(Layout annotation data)
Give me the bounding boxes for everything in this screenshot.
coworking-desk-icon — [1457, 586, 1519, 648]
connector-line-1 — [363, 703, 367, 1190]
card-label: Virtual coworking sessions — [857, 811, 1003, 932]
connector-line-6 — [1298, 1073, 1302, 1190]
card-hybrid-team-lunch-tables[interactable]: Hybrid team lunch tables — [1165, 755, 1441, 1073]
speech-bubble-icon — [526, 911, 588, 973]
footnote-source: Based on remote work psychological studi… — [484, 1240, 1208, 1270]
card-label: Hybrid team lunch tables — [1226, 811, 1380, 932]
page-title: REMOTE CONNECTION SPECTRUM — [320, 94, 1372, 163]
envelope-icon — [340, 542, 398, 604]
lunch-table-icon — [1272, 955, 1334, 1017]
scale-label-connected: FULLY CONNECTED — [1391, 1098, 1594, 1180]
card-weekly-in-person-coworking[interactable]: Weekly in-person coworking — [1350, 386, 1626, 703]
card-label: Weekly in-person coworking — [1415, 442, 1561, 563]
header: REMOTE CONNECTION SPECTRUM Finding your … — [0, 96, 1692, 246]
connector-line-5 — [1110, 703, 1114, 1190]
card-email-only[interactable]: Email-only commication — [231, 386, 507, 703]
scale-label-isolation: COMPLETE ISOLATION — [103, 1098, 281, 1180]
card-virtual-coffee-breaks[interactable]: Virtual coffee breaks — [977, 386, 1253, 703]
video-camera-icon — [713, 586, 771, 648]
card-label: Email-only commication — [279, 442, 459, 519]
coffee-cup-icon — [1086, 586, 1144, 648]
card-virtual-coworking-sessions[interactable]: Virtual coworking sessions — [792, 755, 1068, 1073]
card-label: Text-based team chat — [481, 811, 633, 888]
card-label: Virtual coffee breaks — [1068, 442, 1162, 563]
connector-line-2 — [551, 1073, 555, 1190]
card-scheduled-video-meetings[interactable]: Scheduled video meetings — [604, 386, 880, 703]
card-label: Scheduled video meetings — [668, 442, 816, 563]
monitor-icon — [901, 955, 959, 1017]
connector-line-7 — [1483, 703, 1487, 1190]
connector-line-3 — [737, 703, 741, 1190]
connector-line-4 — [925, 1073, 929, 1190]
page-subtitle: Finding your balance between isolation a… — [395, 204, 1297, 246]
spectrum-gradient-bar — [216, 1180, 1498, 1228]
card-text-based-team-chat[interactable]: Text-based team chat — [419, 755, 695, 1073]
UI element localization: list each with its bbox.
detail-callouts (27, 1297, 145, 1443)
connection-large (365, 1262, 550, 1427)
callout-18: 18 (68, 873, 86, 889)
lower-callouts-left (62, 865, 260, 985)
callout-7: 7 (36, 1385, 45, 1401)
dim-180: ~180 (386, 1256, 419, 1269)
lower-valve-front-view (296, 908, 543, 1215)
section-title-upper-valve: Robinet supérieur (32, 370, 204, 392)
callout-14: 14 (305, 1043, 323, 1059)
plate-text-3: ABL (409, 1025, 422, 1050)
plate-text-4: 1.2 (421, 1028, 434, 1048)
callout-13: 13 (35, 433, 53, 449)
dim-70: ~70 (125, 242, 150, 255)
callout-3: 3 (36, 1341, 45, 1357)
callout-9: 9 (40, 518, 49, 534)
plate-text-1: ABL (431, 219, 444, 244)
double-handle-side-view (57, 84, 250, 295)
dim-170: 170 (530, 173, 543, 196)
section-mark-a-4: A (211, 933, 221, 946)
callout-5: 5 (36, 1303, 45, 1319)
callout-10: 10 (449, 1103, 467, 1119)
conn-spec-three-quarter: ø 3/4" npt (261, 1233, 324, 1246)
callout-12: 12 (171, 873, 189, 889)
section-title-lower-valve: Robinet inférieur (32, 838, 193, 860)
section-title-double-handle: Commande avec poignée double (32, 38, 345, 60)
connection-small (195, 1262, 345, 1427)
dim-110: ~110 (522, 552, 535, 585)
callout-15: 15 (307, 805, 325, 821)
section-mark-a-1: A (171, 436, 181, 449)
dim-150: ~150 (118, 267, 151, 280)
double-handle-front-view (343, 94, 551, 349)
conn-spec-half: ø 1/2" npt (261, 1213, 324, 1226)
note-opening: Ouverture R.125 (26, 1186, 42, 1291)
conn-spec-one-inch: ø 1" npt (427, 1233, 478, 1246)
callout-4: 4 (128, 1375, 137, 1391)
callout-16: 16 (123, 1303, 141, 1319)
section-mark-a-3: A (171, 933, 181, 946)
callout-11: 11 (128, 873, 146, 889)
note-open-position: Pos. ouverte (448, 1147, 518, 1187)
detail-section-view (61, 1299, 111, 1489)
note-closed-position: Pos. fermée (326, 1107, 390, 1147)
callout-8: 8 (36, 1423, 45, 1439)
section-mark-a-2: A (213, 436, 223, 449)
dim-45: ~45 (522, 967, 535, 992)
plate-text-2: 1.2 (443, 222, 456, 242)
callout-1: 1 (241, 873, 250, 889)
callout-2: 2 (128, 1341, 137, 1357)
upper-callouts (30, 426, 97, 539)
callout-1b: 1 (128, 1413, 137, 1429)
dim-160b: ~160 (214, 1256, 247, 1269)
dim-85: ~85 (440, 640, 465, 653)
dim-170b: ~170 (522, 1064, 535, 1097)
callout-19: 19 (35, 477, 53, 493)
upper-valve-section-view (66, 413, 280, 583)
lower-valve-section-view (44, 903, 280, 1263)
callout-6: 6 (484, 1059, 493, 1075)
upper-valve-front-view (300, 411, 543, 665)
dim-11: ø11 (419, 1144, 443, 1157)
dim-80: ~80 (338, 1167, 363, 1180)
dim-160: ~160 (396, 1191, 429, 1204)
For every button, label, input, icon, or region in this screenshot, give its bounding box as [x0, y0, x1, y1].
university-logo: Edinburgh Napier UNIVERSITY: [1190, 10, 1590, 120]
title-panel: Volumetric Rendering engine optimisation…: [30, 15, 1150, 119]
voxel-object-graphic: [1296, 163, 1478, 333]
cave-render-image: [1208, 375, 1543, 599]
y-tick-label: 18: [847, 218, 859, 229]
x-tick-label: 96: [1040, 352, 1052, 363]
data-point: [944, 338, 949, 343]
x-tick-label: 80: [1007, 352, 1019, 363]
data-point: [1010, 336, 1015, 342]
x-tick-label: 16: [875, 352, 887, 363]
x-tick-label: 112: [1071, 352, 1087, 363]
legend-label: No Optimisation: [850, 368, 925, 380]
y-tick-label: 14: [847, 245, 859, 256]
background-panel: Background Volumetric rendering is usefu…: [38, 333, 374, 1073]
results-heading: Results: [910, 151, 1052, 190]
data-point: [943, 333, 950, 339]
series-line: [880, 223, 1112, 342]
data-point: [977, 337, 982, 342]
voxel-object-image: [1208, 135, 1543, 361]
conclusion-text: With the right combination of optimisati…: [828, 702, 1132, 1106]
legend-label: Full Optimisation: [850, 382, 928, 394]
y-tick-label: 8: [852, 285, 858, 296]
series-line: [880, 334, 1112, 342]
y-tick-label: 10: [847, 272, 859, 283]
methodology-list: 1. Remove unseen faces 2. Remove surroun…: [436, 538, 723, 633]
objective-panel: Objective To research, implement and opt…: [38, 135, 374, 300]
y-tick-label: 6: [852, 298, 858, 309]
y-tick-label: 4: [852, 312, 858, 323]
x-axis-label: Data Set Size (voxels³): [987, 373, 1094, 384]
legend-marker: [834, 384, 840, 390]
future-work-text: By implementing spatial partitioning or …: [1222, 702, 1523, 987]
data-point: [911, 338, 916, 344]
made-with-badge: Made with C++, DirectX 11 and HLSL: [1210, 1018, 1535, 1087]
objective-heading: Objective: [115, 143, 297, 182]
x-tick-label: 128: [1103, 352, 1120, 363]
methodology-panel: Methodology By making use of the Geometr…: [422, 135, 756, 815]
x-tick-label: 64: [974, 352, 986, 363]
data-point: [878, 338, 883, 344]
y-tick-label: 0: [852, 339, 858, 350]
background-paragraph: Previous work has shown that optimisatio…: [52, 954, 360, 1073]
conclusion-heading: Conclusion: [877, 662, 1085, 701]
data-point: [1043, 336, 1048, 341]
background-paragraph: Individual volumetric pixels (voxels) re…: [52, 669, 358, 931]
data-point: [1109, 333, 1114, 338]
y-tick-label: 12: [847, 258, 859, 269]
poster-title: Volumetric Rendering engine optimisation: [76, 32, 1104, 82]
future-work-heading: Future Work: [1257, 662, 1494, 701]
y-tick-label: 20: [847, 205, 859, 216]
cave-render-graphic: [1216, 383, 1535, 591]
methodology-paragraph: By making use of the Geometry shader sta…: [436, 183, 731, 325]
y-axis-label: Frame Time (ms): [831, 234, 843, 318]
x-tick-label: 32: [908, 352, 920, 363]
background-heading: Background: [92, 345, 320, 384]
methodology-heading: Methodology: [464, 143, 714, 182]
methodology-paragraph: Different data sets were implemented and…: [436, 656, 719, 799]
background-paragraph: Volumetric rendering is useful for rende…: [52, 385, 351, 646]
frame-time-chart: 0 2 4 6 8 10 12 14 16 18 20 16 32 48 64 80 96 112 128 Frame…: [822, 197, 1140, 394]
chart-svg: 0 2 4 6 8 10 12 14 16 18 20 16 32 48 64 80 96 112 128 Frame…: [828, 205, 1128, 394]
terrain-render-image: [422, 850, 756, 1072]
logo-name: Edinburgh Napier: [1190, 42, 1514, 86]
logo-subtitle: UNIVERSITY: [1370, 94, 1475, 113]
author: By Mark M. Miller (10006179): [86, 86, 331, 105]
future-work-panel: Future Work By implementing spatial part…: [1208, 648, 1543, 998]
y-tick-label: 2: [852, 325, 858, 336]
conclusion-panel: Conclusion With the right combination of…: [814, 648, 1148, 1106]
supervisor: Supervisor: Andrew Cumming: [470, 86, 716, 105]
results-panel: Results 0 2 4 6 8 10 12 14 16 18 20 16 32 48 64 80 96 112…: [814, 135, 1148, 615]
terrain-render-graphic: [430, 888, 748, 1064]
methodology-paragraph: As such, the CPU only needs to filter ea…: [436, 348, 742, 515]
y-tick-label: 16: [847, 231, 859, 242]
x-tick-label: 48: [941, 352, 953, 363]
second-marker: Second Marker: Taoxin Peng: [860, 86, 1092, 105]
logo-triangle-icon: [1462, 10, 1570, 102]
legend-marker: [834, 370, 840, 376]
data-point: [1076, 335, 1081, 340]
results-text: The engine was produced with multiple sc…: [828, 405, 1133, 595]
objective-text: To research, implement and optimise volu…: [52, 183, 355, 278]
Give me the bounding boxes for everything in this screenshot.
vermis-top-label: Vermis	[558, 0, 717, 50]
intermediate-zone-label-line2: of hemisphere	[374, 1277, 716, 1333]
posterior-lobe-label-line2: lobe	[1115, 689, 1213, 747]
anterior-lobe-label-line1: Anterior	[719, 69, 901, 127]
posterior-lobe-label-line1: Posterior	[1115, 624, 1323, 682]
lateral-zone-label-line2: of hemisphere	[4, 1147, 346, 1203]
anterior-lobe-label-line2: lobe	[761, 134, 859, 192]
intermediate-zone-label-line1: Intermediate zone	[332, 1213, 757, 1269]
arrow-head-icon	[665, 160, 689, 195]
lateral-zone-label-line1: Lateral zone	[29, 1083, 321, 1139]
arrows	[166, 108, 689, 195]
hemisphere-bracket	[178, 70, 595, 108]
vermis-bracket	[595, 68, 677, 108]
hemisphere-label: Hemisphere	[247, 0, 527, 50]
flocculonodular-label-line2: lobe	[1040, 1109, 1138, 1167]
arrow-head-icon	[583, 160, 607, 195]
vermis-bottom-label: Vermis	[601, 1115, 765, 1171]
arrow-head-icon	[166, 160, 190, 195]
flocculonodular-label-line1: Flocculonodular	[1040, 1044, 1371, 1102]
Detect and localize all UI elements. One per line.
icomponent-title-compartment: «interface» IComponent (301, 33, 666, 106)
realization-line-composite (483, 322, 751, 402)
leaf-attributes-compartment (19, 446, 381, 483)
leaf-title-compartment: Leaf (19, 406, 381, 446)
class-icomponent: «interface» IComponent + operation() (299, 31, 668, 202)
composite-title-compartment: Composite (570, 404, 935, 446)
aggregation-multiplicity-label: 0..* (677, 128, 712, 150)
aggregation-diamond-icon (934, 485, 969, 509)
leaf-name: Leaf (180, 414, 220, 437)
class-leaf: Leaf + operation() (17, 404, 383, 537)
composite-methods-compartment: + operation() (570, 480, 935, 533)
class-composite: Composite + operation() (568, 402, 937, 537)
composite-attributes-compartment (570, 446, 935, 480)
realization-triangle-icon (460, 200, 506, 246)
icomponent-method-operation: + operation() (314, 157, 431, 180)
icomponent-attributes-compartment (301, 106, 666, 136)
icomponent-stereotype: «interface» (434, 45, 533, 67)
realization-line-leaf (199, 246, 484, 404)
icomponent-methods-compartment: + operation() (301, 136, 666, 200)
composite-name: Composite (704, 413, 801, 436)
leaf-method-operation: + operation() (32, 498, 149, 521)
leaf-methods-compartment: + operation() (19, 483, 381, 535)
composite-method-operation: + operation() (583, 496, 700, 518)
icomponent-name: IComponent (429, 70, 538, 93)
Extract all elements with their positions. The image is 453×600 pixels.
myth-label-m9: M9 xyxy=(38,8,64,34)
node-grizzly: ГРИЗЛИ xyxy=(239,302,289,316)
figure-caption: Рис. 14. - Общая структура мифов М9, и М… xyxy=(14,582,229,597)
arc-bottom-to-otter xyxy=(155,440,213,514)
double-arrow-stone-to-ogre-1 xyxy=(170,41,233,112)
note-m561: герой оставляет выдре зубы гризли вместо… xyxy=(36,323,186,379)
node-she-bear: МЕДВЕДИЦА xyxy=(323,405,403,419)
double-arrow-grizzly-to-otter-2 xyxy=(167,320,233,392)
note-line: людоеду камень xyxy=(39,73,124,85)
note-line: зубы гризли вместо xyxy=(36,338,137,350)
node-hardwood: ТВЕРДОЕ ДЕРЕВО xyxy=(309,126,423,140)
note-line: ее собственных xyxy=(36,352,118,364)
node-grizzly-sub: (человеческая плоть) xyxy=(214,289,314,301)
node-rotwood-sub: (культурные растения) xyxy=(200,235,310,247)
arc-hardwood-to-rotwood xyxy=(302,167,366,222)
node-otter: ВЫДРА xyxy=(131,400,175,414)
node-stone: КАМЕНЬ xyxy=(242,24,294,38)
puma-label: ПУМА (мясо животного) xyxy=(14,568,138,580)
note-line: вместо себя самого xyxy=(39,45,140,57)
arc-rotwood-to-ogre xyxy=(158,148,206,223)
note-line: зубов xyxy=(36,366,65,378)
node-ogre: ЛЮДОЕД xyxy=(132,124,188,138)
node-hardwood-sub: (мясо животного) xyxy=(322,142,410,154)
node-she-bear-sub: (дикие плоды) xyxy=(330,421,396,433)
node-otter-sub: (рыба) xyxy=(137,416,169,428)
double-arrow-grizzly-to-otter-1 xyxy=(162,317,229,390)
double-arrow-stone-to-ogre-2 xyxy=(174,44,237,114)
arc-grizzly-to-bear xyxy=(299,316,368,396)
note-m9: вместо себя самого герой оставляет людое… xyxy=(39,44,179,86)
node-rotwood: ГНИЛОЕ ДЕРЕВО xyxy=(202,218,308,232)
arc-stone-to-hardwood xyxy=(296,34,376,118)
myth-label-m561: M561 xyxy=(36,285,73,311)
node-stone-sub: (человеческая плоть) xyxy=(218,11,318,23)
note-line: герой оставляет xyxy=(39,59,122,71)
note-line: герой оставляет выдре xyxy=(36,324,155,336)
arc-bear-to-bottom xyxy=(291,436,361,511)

PROBLEM DETAILS: Reproduce the material from its start through the line containing "card-email-only[interactable]: Email-only commication", changing "Hybrid team lunch tables" to "Hybrid team lunch areas" and leaving everything else unchanged.

COMPLETED EXERCISE:
Give me the bounding boxes for everything in this screenshot.
coworking-desk-icon — [1457, 586, 1519, 648]
connector-line-1 — [363, 703, 367, 1190]
card-label: Virtual coworking sessions — [857, 811, 1003, 932]
connector-line-6 — [1298, 1073, 1302, 1190]
card-hybrid-team-lunch-tables[interactable]: Hybrid team lunch areas — [1165, 755, 1441, 1073]
speech-bubble-icon — [526, 911, 588, 973]
footnote-source: Based on remote work psychological studi… — [484, 1240, 1208, 1270]
card-label: Hybrid team lunch areas — [1226, 811, 1380, 932]
page-title: REMOTE CONNECTION SPECTRUM — [320, 94, 1372, 163]
envelope-icon — [340, 542, 398, 604]
lunch-table-icon — [1272, 955, 1334, 1017]
scale-label-connected: FULLY CONNECTED — [1391, 1098, 1594, 1180]
card-weekly-in-person-coworking[interactable]: Weekly in-person coworking — [1350, 386, 1626, 703]
card-label: Weekly in-person coworking — [1415, 442, 1561, 563]
header: REMOTE CONNECTION SPECTRUM Finding your … — [0, 96, 1692, 246]
connector-line-5 — [1110, 703, 1114, 1190]
card-email-only[interactable]: Email-only commication — [231, 386, 507, 703]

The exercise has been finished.